● **Source material**
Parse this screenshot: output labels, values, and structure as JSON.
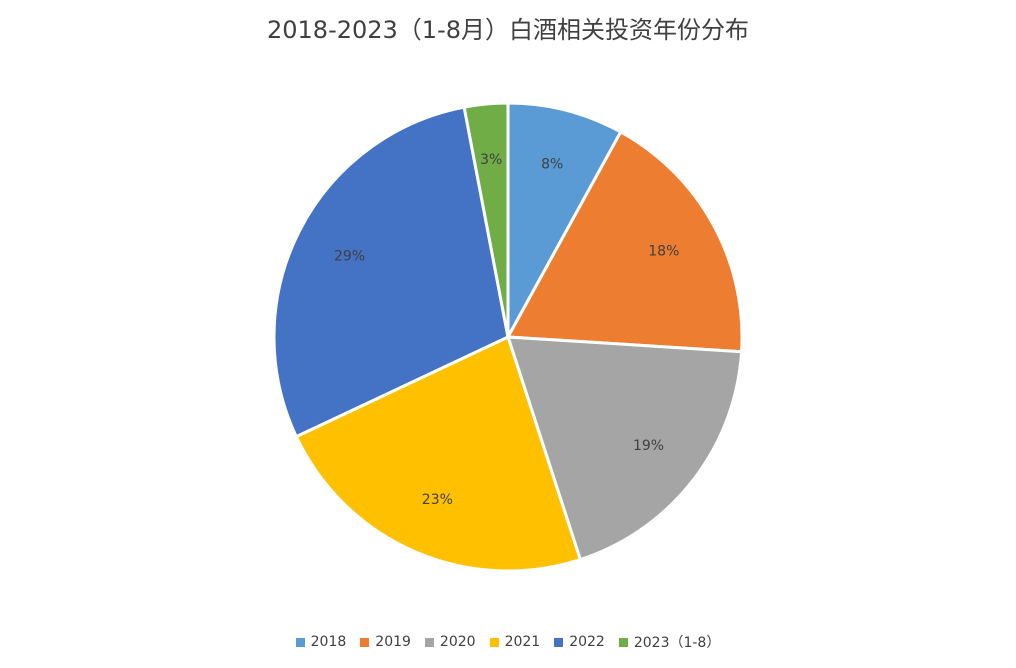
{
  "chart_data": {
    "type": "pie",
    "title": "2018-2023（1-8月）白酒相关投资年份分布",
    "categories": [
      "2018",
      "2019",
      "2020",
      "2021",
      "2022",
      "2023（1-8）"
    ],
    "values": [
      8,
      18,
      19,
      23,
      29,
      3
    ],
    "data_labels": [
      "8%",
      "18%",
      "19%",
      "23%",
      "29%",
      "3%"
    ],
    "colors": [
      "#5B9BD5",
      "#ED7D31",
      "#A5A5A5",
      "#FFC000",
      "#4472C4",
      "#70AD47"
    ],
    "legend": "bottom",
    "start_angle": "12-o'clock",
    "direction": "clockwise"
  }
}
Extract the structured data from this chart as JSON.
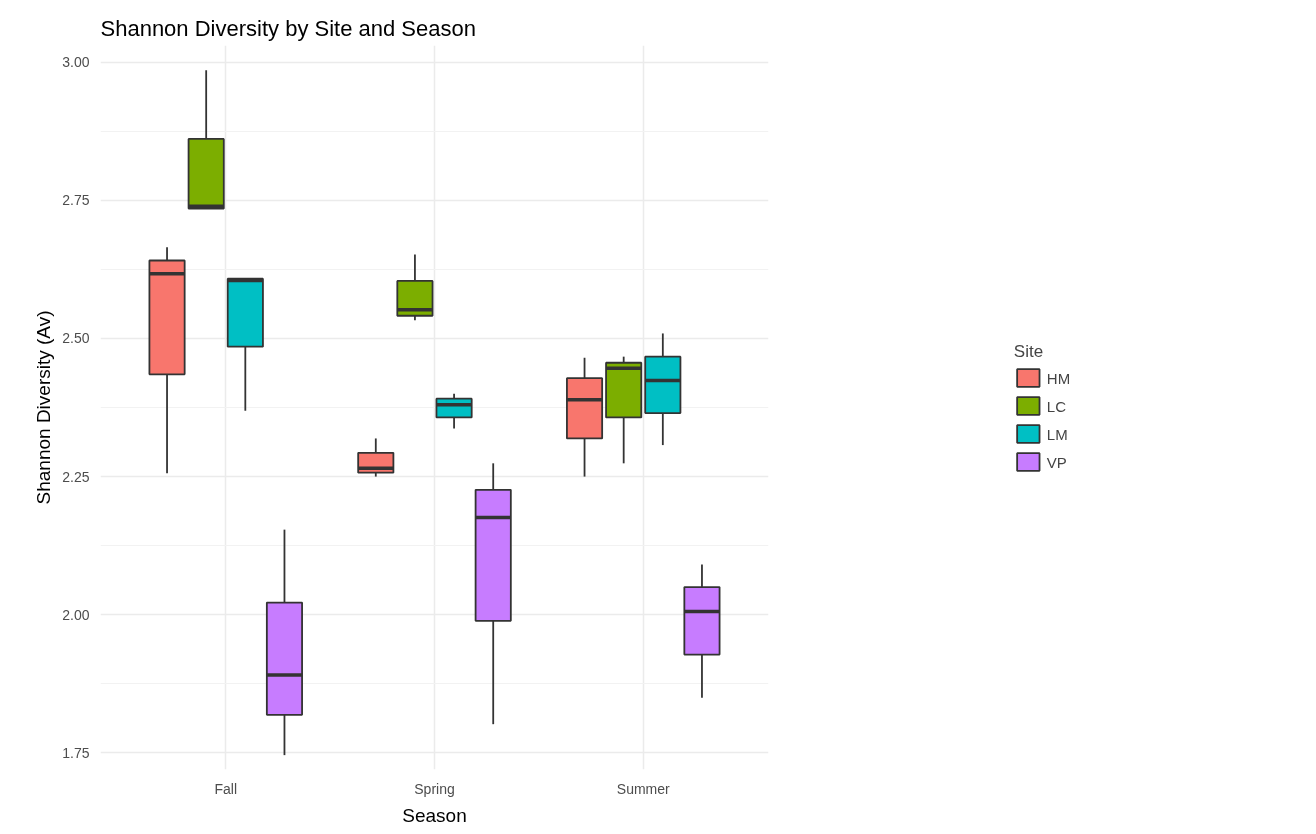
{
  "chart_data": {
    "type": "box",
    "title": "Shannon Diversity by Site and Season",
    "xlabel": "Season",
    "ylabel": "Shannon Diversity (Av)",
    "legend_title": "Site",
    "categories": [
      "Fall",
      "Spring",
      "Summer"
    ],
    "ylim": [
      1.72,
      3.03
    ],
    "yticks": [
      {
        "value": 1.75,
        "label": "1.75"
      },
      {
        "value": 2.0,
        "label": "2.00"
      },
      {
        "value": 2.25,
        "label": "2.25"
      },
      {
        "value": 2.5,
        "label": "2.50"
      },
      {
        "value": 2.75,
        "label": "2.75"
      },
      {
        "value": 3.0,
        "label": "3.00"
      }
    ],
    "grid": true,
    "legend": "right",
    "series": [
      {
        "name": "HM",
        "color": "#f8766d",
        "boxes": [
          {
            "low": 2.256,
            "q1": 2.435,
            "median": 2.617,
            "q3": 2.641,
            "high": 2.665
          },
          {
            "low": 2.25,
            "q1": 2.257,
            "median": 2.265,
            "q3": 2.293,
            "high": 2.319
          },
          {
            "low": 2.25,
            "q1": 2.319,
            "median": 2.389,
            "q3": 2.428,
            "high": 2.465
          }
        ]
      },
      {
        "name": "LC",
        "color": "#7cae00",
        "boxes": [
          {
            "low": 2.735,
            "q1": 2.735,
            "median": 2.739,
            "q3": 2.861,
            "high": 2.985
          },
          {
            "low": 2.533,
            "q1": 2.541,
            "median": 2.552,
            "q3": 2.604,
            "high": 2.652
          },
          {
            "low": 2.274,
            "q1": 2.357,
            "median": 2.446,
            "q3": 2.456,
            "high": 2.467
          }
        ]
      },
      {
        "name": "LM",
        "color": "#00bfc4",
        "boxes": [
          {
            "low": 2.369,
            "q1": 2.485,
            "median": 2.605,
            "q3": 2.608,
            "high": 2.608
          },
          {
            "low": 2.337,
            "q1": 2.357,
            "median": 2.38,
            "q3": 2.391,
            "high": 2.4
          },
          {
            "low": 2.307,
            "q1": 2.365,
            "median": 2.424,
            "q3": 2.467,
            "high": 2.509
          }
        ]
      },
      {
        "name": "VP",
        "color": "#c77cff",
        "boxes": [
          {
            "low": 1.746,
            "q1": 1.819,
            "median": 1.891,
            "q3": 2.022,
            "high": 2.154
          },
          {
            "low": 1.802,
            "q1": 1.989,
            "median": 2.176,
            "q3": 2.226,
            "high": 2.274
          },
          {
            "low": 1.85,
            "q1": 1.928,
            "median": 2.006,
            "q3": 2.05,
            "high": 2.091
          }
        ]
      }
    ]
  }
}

● **Task requirements**
Copy each line of the records that contains the word "this".

● **Task answer**
Parse this screenshot: output labels, values, and structure as JSON.
Extract the structured data from this chart as JSON.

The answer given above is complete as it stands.